[START INFORMATION SUPPLIED]

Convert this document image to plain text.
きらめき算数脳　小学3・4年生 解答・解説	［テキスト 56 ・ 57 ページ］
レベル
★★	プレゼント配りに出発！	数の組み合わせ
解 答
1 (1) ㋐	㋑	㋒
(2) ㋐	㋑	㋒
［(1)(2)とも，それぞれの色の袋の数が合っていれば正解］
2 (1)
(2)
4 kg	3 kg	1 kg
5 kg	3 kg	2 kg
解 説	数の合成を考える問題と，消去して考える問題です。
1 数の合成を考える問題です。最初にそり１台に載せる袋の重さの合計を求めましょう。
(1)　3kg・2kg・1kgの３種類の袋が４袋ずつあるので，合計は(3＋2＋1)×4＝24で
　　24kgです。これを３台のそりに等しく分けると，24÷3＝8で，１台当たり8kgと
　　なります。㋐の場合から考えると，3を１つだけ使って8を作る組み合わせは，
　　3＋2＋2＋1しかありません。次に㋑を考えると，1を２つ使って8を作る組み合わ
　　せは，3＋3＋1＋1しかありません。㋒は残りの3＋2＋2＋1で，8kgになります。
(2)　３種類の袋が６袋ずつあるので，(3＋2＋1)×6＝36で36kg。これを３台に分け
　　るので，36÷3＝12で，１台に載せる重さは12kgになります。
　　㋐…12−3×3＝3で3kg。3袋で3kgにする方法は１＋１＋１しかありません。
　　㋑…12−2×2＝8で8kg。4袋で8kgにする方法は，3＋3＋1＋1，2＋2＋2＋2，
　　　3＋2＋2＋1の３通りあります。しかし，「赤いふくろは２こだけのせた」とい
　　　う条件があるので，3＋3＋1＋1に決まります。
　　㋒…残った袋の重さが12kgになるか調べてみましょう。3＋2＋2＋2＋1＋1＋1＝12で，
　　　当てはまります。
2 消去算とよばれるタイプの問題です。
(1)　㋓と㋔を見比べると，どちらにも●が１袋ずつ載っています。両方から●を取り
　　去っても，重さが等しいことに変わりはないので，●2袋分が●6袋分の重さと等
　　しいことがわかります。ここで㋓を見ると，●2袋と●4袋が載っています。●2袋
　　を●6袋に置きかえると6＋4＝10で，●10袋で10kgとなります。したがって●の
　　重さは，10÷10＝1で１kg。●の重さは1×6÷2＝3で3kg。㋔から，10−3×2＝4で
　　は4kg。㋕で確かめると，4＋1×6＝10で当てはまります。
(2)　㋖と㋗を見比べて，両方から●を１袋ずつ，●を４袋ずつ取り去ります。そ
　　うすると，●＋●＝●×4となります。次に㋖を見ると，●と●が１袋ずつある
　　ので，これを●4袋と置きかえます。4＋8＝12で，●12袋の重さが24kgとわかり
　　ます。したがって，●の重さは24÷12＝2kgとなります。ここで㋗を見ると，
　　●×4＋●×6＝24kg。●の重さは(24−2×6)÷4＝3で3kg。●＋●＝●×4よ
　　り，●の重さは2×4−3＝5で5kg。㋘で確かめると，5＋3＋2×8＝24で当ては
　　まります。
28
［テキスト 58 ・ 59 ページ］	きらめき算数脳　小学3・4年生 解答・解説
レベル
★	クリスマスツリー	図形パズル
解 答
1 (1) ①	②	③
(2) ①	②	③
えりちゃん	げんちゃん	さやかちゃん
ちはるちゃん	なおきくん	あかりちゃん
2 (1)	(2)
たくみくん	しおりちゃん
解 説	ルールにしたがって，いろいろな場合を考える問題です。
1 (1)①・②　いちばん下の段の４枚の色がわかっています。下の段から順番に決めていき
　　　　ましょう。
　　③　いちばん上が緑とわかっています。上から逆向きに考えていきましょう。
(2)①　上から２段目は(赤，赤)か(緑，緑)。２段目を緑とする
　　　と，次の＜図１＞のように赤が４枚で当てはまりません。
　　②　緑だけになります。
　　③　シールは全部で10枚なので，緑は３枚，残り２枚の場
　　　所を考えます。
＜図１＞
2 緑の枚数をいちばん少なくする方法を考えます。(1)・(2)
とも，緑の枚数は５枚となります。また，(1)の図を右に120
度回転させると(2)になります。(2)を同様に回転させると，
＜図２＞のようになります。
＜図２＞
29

[END INFORMATION SUPPLIED]

INSTRUCTIONS TO FOLLOW: Using the records above, list each line that includes "で確かめると".

OUTPUT BELOW:
　　は4kg。㋕で確かめると，4＋1×6＝10で当てはまります。
　　り，●の重さは2×4−3＝5で5kg。㋘で確かめると，5＋3＋2×8＝24で当ては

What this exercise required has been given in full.